- **TASK DETAILS**: Identify each line below containing the string "BACKLIGHT" and copy it.

- **Collected data**:

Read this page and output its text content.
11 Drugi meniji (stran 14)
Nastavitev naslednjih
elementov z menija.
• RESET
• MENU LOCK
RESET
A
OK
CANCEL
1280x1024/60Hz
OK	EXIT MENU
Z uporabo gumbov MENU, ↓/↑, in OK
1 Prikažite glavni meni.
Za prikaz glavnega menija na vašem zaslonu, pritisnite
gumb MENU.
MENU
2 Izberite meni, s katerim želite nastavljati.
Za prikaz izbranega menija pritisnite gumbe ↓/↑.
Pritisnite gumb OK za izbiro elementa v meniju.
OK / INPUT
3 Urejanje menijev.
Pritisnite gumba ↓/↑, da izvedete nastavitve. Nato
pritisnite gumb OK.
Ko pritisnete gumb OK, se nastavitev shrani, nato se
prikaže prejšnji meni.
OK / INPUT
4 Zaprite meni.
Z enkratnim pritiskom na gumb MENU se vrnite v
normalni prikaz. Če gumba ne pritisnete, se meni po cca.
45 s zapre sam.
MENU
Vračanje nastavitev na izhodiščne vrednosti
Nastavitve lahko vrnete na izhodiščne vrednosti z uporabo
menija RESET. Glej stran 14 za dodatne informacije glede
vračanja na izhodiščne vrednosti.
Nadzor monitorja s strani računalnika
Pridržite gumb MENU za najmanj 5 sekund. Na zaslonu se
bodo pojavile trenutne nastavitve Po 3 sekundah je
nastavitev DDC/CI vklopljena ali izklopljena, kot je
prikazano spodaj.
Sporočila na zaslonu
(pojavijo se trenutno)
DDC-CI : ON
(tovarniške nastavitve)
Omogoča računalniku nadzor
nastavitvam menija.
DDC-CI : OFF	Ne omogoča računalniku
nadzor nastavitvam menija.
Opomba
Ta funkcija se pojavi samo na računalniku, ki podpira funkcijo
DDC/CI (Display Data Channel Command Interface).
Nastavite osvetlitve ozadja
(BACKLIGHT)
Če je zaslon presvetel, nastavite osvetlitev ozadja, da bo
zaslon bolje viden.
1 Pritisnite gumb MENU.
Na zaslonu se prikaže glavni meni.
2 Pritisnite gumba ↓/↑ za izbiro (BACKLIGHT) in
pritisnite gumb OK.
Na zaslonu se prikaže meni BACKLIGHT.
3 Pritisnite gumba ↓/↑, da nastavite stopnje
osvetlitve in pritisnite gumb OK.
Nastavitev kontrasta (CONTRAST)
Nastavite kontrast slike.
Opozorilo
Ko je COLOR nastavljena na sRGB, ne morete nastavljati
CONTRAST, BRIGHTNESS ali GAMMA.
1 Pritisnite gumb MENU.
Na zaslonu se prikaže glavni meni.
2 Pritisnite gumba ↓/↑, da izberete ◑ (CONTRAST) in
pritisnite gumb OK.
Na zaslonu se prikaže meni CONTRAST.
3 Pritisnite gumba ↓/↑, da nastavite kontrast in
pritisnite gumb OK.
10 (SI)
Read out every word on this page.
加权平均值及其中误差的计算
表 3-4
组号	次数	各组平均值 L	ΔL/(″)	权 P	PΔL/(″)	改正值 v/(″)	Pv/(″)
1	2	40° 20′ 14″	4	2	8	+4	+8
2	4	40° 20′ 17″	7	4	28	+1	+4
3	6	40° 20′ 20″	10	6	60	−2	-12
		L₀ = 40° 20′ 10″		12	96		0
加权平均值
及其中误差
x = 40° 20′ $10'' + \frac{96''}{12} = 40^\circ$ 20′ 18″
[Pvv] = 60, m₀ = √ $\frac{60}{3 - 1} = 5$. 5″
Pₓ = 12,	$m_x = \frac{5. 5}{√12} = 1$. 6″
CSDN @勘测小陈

- **FINAL RESULT**:
(BACKLIGHT)
2 Pritisnite gumba ↓/↑ za izbiro (BACKLIGHT) in
Na zaslonu se prikaže meni BACKLIGHT.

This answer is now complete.